» What you should do
Can you turn everything from the first of the rows below down to and including the line containing "wifi-icon [976,52,1022,86]" into a JSON list of strings, one string per line and with blank lines left out?

__________________________________________________

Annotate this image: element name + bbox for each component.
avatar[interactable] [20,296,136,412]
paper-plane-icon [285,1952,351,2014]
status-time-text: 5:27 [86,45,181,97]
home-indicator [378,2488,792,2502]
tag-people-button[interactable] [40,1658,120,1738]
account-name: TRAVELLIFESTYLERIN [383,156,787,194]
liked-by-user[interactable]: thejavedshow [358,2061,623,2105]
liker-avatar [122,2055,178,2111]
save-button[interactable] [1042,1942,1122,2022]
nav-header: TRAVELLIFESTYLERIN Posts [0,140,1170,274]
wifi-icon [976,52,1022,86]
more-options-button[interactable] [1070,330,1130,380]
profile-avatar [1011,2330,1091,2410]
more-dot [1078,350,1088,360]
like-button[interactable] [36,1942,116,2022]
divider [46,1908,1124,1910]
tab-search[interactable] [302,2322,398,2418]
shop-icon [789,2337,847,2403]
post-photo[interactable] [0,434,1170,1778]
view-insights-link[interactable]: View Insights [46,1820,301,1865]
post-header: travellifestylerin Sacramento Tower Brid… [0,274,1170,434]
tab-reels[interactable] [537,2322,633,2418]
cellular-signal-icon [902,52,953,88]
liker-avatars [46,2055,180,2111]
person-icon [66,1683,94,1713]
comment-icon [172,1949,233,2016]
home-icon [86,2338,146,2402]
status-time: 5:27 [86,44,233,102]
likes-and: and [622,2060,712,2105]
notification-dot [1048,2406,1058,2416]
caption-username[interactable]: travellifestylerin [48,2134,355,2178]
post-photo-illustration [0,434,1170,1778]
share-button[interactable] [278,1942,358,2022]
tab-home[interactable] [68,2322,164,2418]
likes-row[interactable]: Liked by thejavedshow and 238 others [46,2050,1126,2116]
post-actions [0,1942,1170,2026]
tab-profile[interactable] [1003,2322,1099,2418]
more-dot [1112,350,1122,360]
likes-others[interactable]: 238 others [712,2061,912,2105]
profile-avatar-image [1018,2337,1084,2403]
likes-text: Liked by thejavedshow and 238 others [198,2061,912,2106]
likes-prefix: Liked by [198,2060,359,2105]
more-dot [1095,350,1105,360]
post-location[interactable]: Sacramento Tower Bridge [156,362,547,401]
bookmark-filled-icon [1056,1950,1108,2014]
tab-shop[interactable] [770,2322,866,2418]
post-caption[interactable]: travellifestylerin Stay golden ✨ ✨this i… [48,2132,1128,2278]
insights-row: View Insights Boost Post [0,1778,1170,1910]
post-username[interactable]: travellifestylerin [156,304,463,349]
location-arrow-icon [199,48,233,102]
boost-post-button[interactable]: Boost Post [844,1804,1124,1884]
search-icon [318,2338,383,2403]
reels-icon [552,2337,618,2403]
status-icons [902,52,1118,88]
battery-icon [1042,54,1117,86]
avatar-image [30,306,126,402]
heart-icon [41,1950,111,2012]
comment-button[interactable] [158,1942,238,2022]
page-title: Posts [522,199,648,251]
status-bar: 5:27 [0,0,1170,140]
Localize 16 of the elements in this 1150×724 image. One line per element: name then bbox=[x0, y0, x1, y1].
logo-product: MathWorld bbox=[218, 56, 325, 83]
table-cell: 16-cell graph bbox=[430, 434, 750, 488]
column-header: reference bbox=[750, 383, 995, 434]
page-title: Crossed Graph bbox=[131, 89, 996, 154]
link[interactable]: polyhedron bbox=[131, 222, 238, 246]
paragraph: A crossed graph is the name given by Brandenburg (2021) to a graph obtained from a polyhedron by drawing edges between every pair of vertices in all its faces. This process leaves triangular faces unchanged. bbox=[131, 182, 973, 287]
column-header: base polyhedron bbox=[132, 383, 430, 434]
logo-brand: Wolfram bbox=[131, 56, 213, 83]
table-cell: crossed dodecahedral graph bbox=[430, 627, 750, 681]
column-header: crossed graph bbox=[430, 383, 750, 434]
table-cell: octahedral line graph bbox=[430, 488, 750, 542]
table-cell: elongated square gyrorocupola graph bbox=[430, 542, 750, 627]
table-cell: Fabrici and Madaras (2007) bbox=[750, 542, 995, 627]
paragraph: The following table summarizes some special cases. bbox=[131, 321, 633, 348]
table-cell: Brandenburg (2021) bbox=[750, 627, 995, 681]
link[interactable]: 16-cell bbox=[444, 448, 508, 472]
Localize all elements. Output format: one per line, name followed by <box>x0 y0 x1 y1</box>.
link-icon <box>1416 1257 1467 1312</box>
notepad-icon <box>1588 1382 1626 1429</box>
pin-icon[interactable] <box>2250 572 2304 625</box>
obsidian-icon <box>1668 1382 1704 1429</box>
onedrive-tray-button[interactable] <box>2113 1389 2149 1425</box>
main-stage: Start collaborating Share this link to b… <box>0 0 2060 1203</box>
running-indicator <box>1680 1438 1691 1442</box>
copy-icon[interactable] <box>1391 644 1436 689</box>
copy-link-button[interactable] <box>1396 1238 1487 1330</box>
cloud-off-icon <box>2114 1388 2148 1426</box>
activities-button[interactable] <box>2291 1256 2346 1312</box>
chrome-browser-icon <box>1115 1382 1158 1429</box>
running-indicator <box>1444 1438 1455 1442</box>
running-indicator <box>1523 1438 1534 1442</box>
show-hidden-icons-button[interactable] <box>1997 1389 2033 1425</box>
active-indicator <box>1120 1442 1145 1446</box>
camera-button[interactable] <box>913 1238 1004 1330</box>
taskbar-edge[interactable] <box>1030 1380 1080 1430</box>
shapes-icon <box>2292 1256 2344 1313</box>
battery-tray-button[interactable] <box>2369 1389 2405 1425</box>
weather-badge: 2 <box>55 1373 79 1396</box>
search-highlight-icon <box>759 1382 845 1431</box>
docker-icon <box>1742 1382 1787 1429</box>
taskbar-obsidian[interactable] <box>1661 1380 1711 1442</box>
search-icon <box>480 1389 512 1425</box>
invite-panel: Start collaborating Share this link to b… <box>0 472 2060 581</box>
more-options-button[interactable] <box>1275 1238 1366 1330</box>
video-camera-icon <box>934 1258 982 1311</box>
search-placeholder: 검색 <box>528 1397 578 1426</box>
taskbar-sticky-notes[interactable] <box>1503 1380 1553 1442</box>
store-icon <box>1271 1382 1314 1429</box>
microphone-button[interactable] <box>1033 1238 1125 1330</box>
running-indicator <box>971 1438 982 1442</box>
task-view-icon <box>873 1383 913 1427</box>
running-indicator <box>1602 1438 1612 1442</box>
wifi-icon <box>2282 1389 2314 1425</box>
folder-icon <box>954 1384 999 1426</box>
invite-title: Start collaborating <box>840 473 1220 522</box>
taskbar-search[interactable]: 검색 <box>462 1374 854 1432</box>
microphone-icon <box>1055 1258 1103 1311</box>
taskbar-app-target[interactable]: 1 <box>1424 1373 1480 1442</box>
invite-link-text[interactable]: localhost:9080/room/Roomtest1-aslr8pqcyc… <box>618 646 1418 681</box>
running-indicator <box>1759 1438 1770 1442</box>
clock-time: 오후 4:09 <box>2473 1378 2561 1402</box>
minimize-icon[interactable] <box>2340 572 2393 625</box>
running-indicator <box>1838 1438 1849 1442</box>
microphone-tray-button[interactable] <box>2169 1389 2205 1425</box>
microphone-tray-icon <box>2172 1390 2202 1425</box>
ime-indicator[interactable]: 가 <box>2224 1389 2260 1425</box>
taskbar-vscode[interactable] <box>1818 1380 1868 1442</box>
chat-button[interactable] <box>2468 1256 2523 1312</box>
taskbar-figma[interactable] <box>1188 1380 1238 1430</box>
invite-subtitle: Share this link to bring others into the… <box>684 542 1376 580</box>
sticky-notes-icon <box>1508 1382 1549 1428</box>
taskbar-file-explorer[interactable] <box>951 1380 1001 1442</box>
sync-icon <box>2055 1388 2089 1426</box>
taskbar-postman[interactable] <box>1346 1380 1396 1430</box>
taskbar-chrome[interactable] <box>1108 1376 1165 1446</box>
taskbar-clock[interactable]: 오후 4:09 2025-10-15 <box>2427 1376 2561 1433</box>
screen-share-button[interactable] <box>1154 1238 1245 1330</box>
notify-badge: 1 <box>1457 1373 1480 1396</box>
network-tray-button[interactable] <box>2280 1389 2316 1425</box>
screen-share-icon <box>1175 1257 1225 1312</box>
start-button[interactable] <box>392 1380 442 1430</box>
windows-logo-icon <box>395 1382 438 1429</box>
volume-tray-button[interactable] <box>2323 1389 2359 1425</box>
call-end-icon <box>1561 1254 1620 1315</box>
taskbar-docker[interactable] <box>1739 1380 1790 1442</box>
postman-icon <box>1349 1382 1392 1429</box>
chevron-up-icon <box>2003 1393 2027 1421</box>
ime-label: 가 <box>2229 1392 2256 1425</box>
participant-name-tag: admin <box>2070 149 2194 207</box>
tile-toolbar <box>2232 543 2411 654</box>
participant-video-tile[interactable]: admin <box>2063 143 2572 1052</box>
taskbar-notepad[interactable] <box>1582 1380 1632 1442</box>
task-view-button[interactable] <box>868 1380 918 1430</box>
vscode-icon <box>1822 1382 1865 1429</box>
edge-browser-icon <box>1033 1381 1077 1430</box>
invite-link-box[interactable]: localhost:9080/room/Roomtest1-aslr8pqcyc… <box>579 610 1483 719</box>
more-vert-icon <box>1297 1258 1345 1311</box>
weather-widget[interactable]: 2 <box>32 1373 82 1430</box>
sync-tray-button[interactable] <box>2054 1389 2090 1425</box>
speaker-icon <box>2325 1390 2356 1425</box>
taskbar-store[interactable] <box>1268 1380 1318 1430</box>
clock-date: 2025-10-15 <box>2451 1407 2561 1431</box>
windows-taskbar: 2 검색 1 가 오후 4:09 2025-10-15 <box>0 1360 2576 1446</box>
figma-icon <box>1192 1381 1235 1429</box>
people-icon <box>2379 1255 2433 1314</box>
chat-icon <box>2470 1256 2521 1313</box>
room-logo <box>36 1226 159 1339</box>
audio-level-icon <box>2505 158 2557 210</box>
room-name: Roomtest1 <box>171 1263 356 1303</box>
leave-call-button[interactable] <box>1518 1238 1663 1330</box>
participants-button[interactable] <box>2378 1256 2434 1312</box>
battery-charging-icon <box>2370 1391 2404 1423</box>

__________________________________________________

» Complete answer
[
  "Annotate this image: element name + bbox for each component.",
  "avatar[interactable] [20,296,136,412]",
  "paper-plane-icon [285,1952,351,2014]",
  "status-time-text: 5:27 [86,45,181,97]",
  "home-indicator [378,2488,792,2502]",
  "tag-people-button[interactable] [40,1658,120,1738]",
  "account-name: TRAVELLIFESTYLERIN [383,156,787,194]",
  "liked-by-user[interactable]: thejavedshow [358,2061,623,2105]",
  "liker-avatar [122,2055,178,2111]",
  "save-button[interactable] [1042,1942,1122,2022]",
  "nav-header: TRAVELLIFESTYLERIN Posts [0,140,1170,274]",
  "wifi-icon [976,52,1022,86]"
]